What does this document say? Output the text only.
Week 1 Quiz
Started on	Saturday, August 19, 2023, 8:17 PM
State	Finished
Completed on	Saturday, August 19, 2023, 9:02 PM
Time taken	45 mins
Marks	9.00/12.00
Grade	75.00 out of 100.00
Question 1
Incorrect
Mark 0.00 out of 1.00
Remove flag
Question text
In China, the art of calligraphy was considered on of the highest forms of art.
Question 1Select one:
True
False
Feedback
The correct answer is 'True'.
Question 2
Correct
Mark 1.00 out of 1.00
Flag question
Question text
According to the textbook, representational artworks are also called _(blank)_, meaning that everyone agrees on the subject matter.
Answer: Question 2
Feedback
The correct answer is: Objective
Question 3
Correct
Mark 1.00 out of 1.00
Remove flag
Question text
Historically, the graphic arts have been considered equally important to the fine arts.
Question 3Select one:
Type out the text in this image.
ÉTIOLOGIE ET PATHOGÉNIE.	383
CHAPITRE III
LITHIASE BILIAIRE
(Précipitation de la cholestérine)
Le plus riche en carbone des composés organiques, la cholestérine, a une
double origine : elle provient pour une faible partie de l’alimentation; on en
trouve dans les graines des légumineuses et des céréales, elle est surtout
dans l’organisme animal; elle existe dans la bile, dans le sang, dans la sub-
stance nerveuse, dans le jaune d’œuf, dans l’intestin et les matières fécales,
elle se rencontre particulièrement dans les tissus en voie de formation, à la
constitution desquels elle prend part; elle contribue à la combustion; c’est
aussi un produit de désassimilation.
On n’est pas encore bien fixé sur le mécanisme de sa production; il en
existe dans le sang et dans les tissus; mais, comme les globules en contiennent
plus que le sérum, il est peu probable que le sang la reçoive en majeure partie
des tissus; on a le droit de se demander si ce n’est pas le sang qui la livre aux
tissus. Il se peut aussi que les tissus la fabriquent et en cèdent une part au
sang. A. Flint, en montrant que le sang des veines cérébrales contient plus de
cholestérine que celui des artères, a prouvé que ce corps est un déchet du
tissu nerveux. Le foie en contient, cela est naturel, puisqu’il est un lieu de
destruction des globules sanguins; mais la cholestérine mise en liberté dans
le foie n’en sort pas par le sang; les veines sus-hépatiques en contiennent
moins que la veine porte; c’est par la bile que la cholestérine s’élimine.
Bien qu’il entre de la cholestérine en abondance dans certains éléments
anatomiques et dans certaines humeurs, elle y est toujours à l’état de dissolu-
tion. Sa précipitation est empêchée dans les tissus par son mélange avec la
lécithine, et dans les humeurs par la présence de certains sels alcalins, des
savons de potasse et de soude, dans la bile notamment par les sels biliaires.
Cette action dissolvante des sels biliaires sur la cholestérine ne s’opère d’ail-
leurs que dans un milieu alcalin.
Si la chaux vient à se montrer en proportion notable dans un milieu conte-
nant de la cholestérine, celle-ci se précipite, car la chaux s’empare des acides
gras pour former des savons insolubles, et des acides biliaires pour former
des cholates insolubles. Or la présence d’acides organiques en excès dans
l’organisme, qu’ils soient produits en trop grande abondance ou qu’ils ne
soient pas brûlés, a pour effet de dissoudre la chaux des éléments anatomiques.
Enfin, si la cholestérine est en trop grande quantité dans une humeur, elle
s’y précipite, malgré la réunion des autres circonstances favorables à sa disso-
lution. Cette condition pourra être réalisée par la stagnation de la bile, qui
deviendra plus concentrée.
--
EXERCISE GOAL: Lines containing "mais" are to be counted. State the total and add nothing.

TASK SOLUTION: 2